WRITTEN PROBLEM
All the data should come back exactly as it was given.

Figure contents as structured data

>> Start

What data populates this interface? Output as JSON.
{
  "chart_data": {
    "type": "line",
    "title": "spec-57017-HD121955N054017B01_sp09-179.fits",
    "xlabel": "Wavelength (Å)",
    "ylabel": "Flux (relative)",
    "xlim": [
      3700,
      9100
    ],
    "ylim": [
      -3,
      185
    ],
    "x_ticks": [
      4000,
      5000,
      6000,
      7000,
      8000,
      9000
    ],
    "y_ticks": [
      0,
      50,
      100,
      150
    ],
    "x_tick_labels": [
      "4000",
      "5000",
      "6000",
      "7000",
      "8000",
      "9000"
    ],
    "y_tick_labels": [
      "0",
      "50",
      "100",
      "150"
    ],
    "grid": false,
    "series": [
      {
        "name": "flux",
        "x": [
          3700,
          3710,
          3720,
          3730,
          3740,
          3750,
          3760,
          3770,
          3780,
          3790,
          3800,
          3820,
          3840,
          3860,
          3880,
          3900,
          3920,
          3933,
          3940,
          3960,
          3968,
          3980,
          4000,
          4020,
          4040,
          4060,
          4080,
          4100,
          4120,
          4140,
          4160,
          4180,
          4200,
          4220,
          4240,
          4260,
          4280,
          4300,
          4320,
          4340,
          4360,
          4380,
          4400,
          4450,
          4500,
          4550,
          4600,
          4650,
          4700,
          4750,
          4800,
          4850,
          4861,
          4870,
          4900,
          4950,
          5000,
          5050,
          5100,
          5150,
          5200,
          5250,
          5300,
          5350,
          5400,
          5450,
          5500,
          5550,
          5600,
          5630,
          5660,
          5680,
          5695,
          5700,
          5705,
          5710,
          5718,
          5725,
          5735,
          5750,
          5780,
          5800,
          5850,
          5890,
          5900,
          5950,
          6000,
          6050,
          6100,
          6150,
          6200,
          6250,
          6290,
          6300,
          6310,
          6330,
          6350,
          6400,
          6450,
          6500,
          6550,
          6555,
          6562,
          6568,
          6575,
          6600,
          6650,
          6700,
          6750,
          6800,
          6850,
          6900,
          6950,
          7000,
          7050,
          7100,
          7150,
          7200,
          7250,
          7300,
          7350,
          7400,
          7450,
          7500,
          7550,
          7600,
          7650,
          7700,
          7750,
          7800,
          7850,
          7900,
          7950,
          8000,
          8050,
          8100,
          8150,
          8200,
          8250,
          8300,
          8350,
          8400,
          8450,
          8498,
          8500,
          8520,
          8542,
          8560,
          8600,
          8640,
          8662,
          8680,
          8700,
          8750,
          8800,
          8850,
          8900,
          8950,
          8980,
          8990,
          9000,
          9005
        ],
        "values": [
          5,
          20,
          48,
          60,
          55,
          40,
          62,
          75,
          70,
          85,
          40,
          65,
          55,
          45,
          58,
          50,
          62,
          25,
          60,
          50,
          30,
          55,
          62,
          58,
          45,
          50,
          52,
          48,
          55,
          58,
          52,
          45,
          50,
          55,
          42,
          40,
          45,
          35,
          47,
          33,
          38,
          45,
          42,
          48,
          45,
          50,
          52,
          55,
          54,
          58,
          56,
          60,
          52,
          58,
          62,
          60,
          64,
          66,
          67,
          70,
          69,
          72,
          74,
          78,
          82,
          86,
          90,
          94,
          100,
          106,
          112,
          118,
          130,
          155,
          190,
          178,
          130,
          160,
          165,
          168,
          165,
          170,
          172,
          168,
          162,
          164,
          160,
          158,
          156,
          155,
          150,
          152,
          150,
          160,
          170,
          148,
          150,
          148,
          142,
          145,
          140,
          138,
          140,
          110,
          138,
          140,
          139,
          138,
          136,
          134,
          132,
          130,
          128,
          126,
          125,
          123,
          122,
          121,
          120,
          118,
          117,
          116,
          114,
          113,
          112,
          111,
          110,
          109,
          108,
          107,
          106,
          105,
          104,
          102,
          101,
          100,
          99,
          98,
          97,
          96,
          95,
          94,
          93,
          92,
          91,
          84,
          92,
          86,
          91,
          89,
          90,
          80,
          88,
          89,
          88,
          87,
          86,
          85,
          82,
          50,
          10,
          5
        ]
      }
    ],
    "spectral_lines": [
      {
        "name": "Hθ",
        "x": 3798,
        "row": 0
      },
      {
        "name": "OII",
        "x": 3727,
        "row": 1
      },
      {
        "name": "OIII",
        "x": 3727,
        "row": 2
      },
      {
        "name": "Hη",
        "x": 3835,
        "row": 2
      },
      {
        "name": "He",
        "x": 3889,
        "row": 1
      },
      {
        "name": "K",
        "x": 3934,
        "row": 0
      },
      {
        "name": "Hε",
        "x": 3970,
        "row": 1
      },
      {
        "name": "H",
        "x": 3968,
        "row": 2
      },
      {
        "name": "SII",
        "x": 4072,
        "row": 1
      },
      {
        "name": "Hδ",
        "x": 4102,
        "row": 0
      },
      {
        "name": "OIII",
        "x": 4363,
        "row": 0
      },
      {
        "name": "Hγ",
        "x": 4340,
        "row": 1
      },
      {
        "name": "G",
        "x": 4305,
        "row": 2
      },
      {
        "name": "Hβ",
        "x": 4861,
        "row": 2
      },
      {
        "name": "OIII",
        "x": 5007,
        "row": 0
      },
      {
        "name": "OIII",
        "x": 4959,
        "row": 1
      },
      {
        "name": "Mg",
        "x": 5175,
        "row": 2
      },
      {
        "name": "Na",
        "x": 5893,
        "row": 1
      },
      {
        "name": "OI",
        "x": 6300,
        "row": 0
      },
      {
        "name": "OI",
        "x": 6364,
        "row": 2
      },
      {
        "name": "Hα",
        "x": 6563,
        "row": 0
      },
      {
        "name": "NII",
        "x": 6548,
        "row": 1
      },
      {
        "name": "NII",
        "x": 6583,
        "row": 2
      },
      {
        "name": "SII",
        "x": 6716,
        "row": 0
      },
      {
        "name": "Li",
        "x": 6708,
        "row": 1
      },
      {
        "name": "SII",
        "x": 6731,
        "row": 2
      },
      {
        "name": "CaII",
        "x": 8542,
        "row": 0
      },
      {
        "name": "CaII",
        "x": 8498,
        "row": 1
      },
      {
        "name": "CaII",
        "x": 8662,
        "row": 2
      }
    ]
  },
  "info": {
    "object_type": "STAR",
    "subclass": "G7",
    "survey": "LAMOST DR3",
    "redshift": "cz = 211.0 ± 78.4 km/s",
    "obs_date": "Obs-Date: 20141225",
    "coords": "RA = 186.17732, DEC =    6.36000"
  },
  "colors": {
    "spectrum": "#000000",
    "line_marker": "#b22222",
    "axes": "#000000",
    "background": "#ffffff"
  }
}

>> End

ANSWER FOR THIS EXERCISE
What data populates this interface? Output as JSON.
{
  "chart_data": {
    "type": "line",
    "title": "spec-57017-HD121955N054017B01_sp09-179.fits",
    "xlabel": "Wavelength (Å)",
    "ylabel": "Flux (relative)",
    "xlim": [
      3700,
      9100
    ],
    "ylim": [
      -3,
      185
    ],
    "x_ticks": [
      4000,
      5000,
      6000,
      7000,
      8000,
      9000
    ],
    "y_ticks": [
      0,
      50,
      100,
      150
    ],
    "x_tick_labels": [
      "4000",
      "5000",
      "6000",
      "7000",
      "8000",
      "9000"
    ],
    "y_tick_labels": [
      "0",
      "50",
      "100",
      "150"
    ],
    "grid": false,
    "series": [
      {
        "name": "flux",
        "x": [
          3700,
          3710,
          3720,
          3730,
          3740,
          3750,
          3760,
          3770,
          3780,
          3790,
          3800,
          3820,
          3840,
          3860,
          3880,
          3900,
          3920,
          3933,
          3940,
          3960,
          3968,
          3980,
          4000,
          4020,
          4040,
          4060,
          4080,
          4100,
          4120,
          4140,
          4160,
          4180,
          4200,
          4220,
          4240,
          4260,
          4280,
          4300,
          4320,
          4340,
          4360,
          4380,
          4400,
          4450,
          4500,
          4550,
          4600,
          4650,
          4700,
          4750,
          4800,
          4850,
          4861,
          4870,
          4900,
          4950,
          5000,
          5050,
          5100,
          5150,
          5200,
          5250,
          5300,
          5350,
          5400,
          5450,
          5500,
          5550,
          5600,
          5630,
          5660,
          5680,
          5695,
          5700,
          5705,
          5710,
          5718,
          5725,
          5735,
          5750,
          5780,
          5800,
          5850,
          5890,
          5900,
          5950,
          6000,
          6050,
          6100,
          6150,
          6200,
          6250,
          6290,
          6300,
          6310,
          6330,
          6350,
          6400,
          6450,
          6500,
          6550,
          6555,
          6562,
          6568,
          6575,
          6600,
          6650,
          6700,
          6750,
          6800,
          6850,
          6900,
          6950,
          7000,
          7050,
          7100,
          7150,
          7200,
          7250,
          7300,
          7350,
          7400,
          7450,
          7500,
          7550,
          7600,
          7650,
          7700,
          7750,
          7800,
          7850,
          7900,
          7950,
          8000,
          8050,
          8100,
          8150,
          8200,
          8250,
          8300,
          8350,
          8400,
          8450,
          8498,
          8500,
          8520,
          8542,
          8560,
          8600,
          8640,
          8662,
          8680,
          8700,
          8750,
          8800,
          8850,
          8900,
          8950,
          8980,
          8990,
          9000,
          9005
        ],
        "values": [
          5,
          20,
          48,
          60,
          55,
          40,
          62,
          75,
          70,
          85,
          40,
          65,
          55,
          45,
          58,
          50,
          62,
          25,
          60,
          50,
          30,
          55,
          62,
          58,
          45,
          50,
          52,
          48,
          55,
          58,
          52,
          45,
          50,
          55,
          42,
          40,
          45,
          35,
          47,
          33,
          38,
          45,
          42,
          48,
          45,
          50,
          52,
          55,
          54,
          58,
          56,
          60,
          52,
          58,
          62,
          60,
          64,
          66,
          67,
          70,
          69,
          72,
          74,
          78,
          82,
          86,
          90,
          94,
          100,
          106,
          112,
          118,
          130,
          155,
          190,
          178,
          130,
          160,
          165,
          168,
          165,
          170,
          172,
          168,
          162,
          164,
          160,
          158,
          156,
          155,
          150,
          152,
          150,
          160,
          170,
          148,
          150,
          148,
          142,
          145,
          140,
          138,
          140,
          110,
          138,
          140,
          139,
          138,
          136,
          134,
          132,
          130,
          128,
          126,
          125,
          123,
          122,
          121,
          120,
          118,
          117,
          116,
          114,
          113,
          112,
          111,
          110,
          109,
          108,
          107,
          106,
          105,
          104,
          102,
          101,
          100,
          99,
          98,
          97,
          96,
          95,
          94,
          93,
          92,
          91,
          84,
          92,
          86,
          91,
          89,
          90,
          80,
          88,
          89,
          88,
          87,
          86,
          85,
          82,
          50,
          10,
          5
        ]
      }
    ],
    "spectral_lines": [
      {
        "name": "Hθ",
        "x": 3798,
        "row": 0
      },
      {
        "name": "OII",
        "x": 3727,
        "row": 1
      },
      {
        "name": "OIII",
        "x": 3727,
        "row": 2
      },
      {
        "name": "Hη",
        "x": 3835,
        "row": 2
      },
      {
        "name": "He",
        "x": 3889,
        "row": 1
      },
      {
        "name": "K",
        "x": 3934,
        "row": 0
      },
      {
        "name": "Hε",
        "x": 3970,
        "row": 1
      },
      {
        "name": "H",
        "x": 3968,
        "row": 2
      },
      {
        "name": "SII",
        "x": 4072,
        "row": 1
      },
      {
        "name": "Hδ",
        "x": 4102,
        "row": 0
      },
      {
        "name": "OIII",
        "x": 4363,
        "row": 0
      },
      {
        "name": "Hγ",
        "x": 4340,
        "row": 1
      },
      {
        "name": "G",
        "x": 4305,
        "row": 2
      },
      {
        "name": "Hβ",
        "x": 4861,
        "row": 2
      },
      {
        "name": "OIII",
        "x": 5007,
        "row": 0
      },
      {
        "name": "OIII",
        "x": 4959,
        "row": 1
      },
      {
        "name": "Mg",
        "x": 5175,
        "row": 2
      },
      {
        "name": "Na",
        "x": 5893,
        "row": 1
      },
      {
        "name": "OI",
        "x": 6300,
        "row": 0
      },
      {
        "name": "OI",
        "x": 6364,
        "row": 2
      },
      {
        "name": "Hα",
        "x": 6563,
        "row": 0
      },
      {
        "name": "NII",
        "x": 6548,
        "row": 1
      },
      {
        "name": "NII",
        "x": 6583,
        "row": 2
      },
      {
        "name": "SII",
        "x": 6716,
        "row": 0
      },
      {
        "name": "Li",
        "x": 6708,
        "row": 1
      },
      {
        "name": "SII",
        "x": 6731,
        "row": 2
      },
      {
        "name": "CaII",
        "x": 8542,
        "row": 0
      },
      {
        "name": "CaII",
        "x": 8498,
        "row": 1
      },
      {
        "name": "CaII",
        "x": 8662,
        "row": 2
      }
    ]
  },
  "info": {
    "object_type": "STAR",
    "subclass": "G7",
    "survey": "LAMOST DR3",
    "redshift": "cz = 211.0 ± 78.4 km/s",
    "obs_date": "Obs-Date: 20141225",
    "coords": "RA = 186.17732, DEC =    6.36000"
  },
  "colors": {
    "spectrum": "#000000",
    "line_marker": "#b22222",
    "axes": "#000000",
    "background": "#ffffff"
  }
}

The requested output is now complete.